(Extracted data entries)
===============

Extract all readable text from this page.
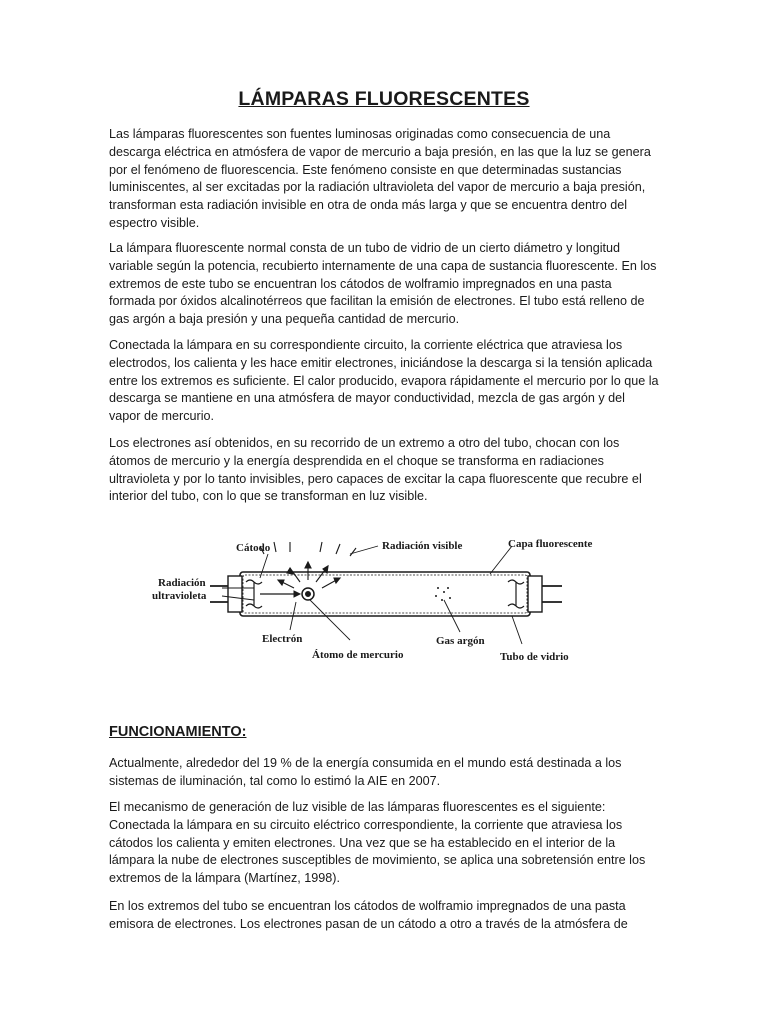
LÁMPARAS FLUORESCENTES

Las lámparas fluorescentes son fuentes luminosas originadas como consecuencia de una descarga eléctrica en atmósfera de vapor de mercurio a baja presión, en las que la luz se genera por el fenómeno de fluorescencia. Este fenómeno consiste en que determinadas sustancias luminiscentes, al ser excitadas por la radiación ultravioleta del vapor de mercurio a baja presión, transforman esta radiación invisible en otra de onda más larga y que se encuentra dentro del espectro visible.

La lámpara fluorescente normal consta de un tubo de vidrio de un cierto diámetro y longitud variable según la potencia, recubierto internamente de una capa de sustancia fluorescente. En los extremos de este tubo se encuentran los cátodos de wolframio impregnados en una pasta formada por óxidos alcalinotérreos que facilitan la emisión de electrones. El tubo está relleno de gas argón a baja presión y una pequeña cantidad de mercurio.

Conectada la lámpara en su correspondiente circuito, la corriente eléctrica que atraviesa los electrodos, los calienta y les hace emitir electrones, iniciándose la descarga si la tensión aplicada entre los extremos es suficiente. El calor producido, evapora rápidamente el mercurio por lo que la descarga se mantiene en una atmósfera de mayor conductividad, mezcla de gas argón y del vapor de mercurio.

Los electrones así obtenidos, en su recorrido de un extremo a otro del tubo, chocan con los átomos de mercurio y la energía desprendida en el choque se transforma en radiaciones ultravioleta y por lo tanto invisibles, pero capaces de excitar la capa fluorescente que recubre el interior del tubo, con lo que se transforman en luz visible.

Cátodo	Radiación visible	Capa fluorescente
Radiación
ultravioleta
Electrón
Átomo de mercurio
Gas argón
Tubo de vidrio
FUNCIONAMIENTO:

Actualmente, alrededor del 19 % de la energía consumida en el mundo está destinada a los sistemas de iluminación, tal como lo estimó la AIE en 2007.

El mecanismo de generación de luz visible de las lámparas fluorescentes es el siguiente: Conectada la lámpara en su circuito eléctrico correspondiente, la corriente que atraviesa los cátodos los calienta y emiten electrones. Una vez que se ha establecido en el interior de la lámpara la nube de electrones susceptibles de movimiento, se aplica una sobretensión entre los extremos de la lámpara (Martínez, 1998).

En los extremos del tubo se encuentran los cátodos de wolframio impregnados de una pasta emisora de electrones. Los electrones pasan de un cátodo a otro a través de la atmósfera de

===============

Set problem:
In the entries above, identify each line that includes the string "impregnados", then copy it.

Correct answer:
La lámpara fluorescente normal consta de un tubo de vidrio de un cierto diámetro y longitud variable según la potencia, recubierto internamente de una capa de sustancia fluorescente. En los extremos de este tubo se encuentran los cátodos de wolframio impregnados en una pasta formada por óxidos alcalinotérreos que facilitan la emisión de electrones. El tubo está relleno de gas argón a baja presión y una pequeña cantidad de mercurio.
En los extremos del tubo se encuentran los cátodos de wolframio impregnados de una pasta emisora de electrones. Los electrones pasan de un cátodo a otro a través de la atmósfera de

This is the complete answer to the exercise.